◆ **WRITTEN PROBLEM**
Retype the records below word for word and omit any image.

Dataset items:
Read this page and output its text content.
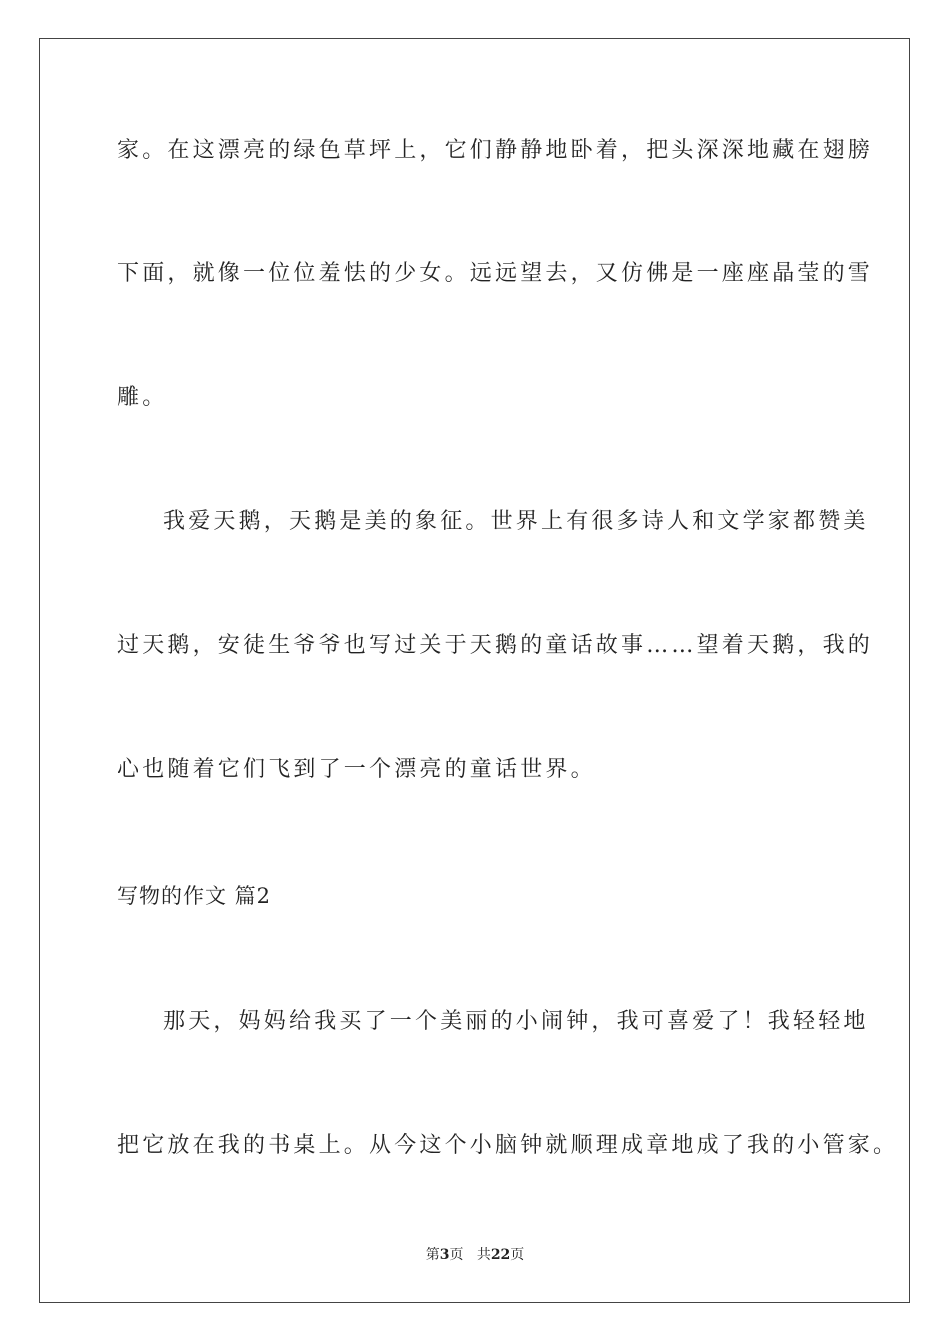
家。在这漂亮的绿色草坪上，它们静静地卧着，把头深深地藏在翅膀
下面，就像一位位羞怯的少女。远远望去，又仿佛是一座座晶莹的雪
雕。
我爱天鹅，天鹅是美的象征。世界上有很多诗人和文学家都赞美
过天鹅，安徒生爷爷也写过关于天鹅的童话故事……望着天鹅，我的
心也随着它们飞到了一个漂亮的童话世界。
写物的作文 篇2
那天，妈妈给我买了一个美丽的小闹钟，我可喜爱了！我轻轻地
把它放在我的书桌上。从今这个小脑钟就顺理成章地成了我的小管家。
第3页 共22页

◆ **OUTPUT FOR THIS EXERCISE**
Read this page and output its text content.
家。在这漂亮的绿色草坪上，它们静静地卧着，把头深深地藏在翅膀
下面，就像一位位羞怯的少女。远远望去，又仿佛是一座座晶莹的雪
雕。
我爱天鹅，天鹅是美的象征。世界上有很多诗人和文学家都赞美
过天鹅，安徒生爷爷也写过关于天鹅的童话故事……望着天鹅，我的
心也随着它们飞到了一个漂亮的童话世界。
写物的作文 篇2
那天，妈妈给我买了一个美丽的小闹钟，我可喜爱了！我轻轻地
把它放在我的书桌上。从今这个小脑钟就顺理成章地成了我的小管家。
第3页 共22页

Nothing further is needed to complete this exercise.